:: Problem details ::
Your reply should be a single number, the count of lines in the records that contain the string "equipment".

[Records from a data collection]
--- START ---

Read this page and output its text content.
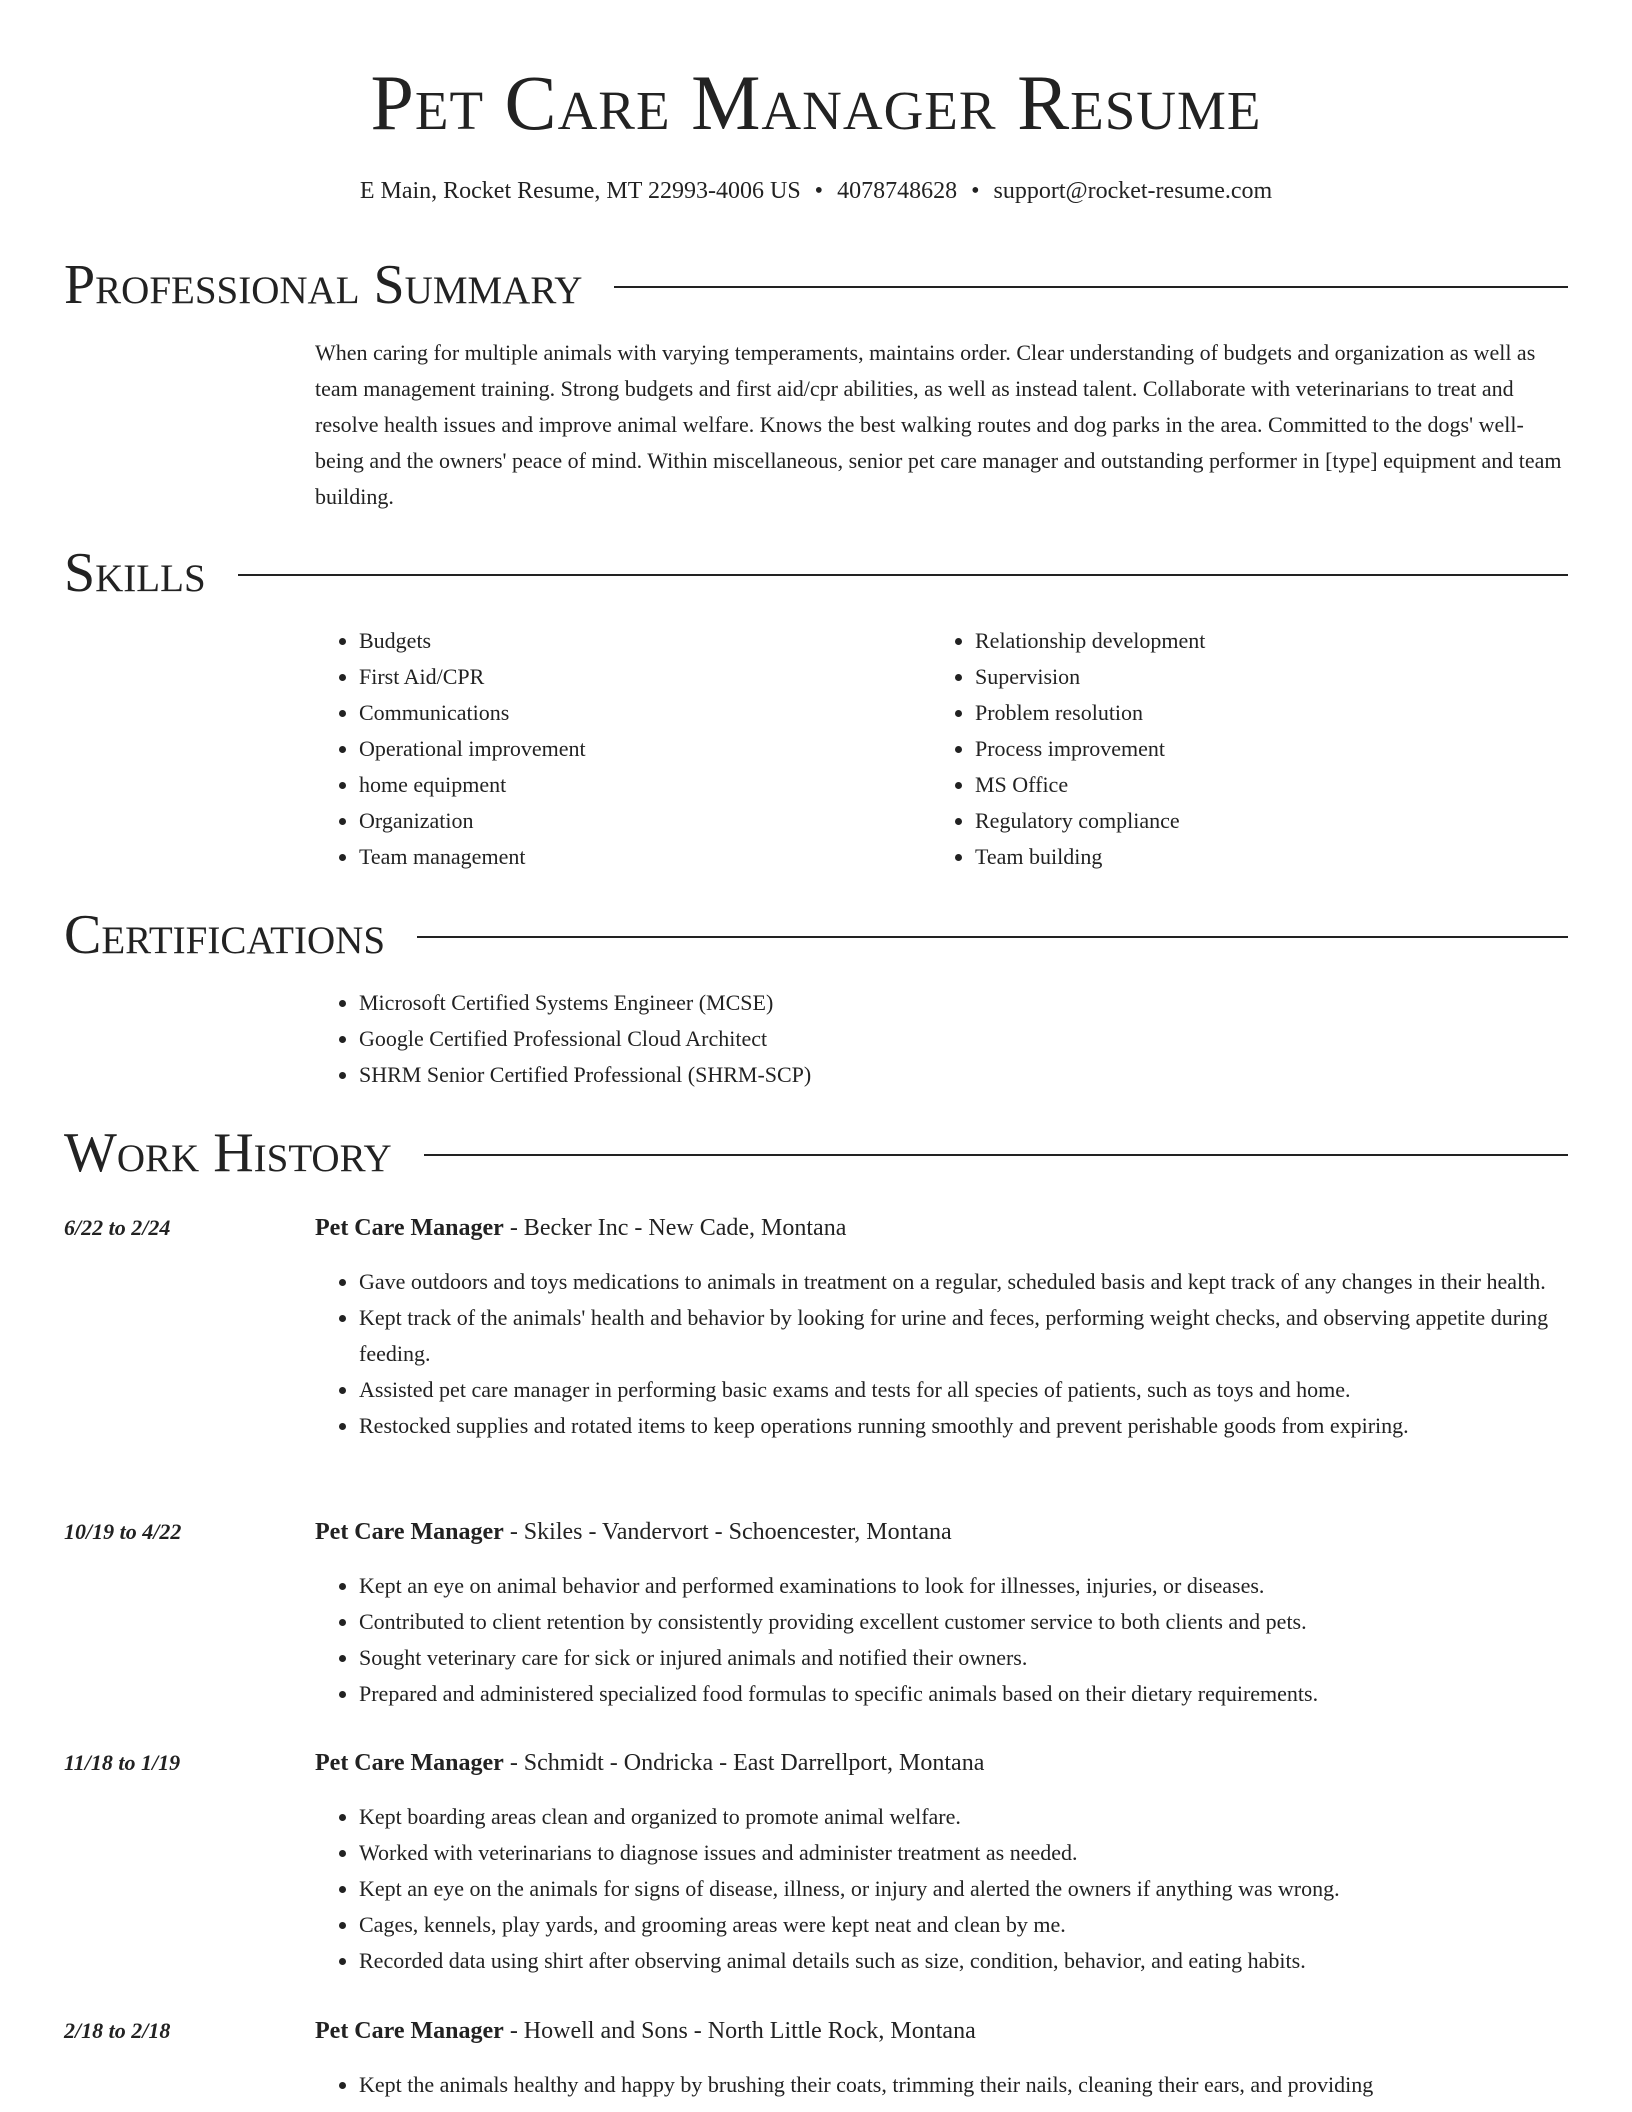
Pet Care Manager Resume
E Main, Rocket Resume, MT 22993-4006 US • 4078748628 • support@rocket-resume.com
Professional Summary
When caring for multiple animals with varying temperaments, maintains order. Clear understanding of budgets and organization as well as team management training. Strong budgets and first aid/cpr abilities, as well as instead talent. Collaborate with veterinarians to treat and resolve health issues and improve animal welfare. Knows the best walking routes and dog parks in the area. Committed to the dogs' well-being and the owners' peace of mind. Within miscellaneous, senior pet care manager and outstanding performer in [type] equipment and team building.
Skills
• Budgets
• First Aid/CPR
• Communications
• Operational improvement
• home equipment
• Organization
• Team management
• Relationship development
• Supervision
• Problem resolution
• Process improvement
• MS Office
• Regulatory compliance
• Team building
Certifications
• Microsoft Certified Systems Engineer (MCSE)
• Google Certified Professional Cloud Architect
• SHRM Senior Certified Professional (SHRM-SCP)
Work History
6/22 to 2/24	Pet Care Manager - Becker Inc - New Cade, Montana
• Gave outdoors and toys medications to animals in treatment on a regular, scheduled basis and kept track of any changes in their health.
• Kept track of the animals' health and behavior by looking for urine and feces, performing weight checks, and observing appetite during feeding.
• Assisted pet care manager in performing basic exams and tests for all species of patients, such as toys and home.
• Restocked supplies and rotated items to keep operations running smoothly and prevent perishable goods from expiring.
10/19 to 4/22	Pet Care Manager - Skiles - Vandervort - Schoencester, Montana
• Kept an eye on animal behavior and performed examinations to look for illnesses, injuries, or diseases.
• Contributed to client retention by consistently providing excellent customer service to both clients and pets.
• Sought veterinary care for sick or injured animals and notified their owners.
• Prepared and administered specialized food formulas to specific animals based on their dietary requirements.
11/18 to 1/19	Pet Care Manager - Schmidt - Ondricka - East Darrellport, Montana
• Kept boarding areas clean and organized to promote animal welfare.
• Worked with veterinarians to diagnose issues and administer treatment as needed.
• Kept an eye on the animals for signs of disease, illness, or injury and alerted the owners if anything was wrong.
• Cages, kennels, play yards, and grooming areas were kept neat and clean by me.
• Recorded data using shirt after observing animal details such as size, condition, behavior, and eating habits.
2/18 to 2/18	Pet Care Manager - Howell and Sons - North Little Rock, Montana
• Kept the animals healthy and happy by brushing their coats, trimming their nails, cleaning their ears, and providing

--- END ---

:: Solution for this exercise ::
2